◆ **INSTRUCTIONS TO FOLLOW**
Write out the items verbatim, from the first line through the line containing "513, 379, 521]", with both of those lines included.

— Start —

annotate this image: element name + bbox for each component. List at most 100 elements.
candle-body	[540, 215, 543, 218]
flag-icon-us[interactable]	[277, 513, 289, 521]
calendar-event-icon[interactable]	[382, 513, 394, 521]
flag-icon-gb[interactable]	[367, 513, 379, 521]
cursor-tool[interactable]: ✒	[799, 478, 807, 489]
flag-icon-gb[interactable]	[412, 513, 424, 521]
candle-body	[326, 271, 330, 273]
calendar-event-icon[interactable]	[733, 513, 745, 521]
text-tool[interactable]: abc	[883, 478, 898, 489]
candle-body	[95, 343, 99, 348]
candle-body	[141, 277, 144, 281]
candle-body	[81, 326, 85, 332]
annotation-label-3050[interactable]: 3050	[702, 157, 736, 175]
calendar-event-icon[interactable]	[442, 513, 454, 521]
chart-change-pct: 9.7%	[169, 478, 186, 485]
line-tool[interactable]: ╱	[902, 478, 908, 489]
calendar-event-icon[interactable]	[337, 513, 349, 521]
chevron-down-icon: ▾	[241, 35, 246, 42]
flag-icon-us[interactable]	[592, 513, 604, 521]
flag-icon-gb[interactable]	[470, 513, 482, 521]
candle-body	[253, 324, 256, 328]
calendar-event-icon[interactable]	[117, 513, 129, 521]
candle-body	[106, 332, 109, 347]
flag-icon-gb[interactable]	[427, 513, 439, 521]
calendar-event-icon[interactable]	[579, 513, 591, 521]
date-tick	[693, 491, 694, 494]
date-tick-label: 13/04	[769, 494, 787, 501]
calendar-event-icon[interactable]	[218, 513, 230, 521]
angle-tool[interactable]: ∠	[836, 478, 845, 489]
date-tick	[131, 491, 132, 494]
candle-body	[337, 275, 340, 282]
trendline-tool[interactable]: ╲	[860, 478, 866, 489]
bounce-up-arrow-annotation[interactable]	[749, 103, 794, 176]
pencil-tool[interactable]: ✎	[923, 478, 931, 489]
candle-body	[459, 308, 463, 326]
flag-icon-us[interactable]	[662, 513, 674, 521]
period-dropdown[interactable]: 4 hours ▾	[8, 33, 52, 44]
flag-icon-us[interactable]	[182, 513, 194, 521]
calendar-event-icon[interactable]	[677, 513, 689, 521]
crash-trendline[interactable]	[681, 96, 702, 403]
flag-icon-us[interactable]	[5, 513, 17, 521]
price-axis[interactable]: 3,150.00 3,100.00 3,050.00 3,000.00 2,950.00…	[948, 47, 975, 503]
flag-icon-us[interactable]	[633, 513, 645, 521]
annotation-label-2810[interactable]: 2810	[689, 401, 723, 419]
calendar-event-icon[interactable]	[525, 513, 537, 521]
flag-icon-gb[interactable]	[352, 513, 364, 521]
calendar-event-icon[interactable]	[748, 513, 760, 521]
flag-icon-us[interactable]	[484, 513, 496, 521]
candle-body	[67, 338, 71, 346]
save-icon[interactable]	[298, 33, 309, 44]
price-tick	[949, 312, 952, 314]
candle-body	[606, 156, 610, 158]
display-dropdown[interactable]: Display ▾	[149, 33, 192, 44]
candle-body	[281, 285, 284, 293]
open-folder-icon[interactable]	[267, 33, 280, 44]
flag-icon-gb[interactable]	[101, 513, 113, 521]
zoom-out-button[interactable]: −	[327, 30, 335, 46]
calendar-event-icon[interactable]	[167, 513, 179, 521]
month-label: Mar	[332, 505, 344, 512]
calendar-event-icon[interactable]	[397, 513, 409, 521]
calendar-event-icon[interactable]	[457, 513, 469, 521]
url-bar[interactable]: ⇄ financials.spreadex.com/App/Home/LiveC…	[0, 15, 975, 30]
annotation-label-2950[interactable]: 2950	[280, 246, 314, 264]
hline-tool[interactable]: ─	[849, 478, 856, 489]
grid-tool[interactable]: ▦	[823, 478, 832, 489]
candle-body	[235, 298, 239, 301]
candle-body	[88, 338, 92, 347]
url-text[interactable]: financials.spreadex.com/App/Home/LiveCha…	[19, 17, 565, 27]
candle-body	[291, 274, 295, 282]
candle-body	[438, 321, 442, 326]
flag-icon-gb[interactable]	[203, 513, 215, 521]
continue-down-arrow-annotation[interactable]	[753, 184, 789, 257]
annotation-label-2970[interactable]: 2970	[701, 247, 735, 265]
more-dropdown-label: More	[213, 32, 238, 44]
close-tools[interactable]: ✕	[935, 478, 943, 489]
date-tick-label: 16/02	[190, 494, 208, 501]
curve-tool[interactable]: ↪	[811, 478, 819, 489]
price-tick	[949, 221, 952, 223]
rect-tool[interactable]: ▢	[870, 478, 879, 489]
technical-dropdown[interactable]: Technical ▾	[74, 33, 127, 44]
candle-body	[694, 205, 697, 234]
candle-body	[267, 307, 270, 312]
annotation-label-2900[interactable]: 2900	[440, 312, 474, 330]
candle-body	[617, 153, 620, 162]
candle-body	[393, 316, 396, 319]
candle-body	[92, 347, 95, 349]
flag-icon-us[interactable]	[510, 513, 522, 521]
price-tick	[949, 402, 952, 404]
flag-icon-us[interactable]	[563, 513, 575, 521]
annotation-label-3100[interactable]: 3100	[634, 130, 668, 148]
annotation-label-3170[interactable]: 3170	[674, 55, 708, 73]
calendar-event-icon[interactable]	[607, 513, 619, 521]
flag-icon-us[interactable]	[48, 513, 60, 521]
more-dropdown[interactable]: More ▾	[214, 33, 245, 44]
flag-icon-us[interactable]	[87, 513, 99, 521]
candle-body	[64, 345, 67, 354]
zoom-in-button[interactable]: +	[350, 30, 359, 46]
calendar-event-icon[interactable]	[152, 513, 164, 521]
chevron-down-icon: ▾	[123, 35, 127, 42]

— End —

◆ **EXERCISE RESPONSE**
annotate this image: element name + bbox for each component. List at most 100 elements.
candle-body	[540, 215, 543, 218]
flag-icon-us[interactable]	[277, 513, 289, 521]
calendar-event-icon[interactable]	[382, 513, 394, 521]
flag-icon-gb[interactable]	[367, 513, 379, 521]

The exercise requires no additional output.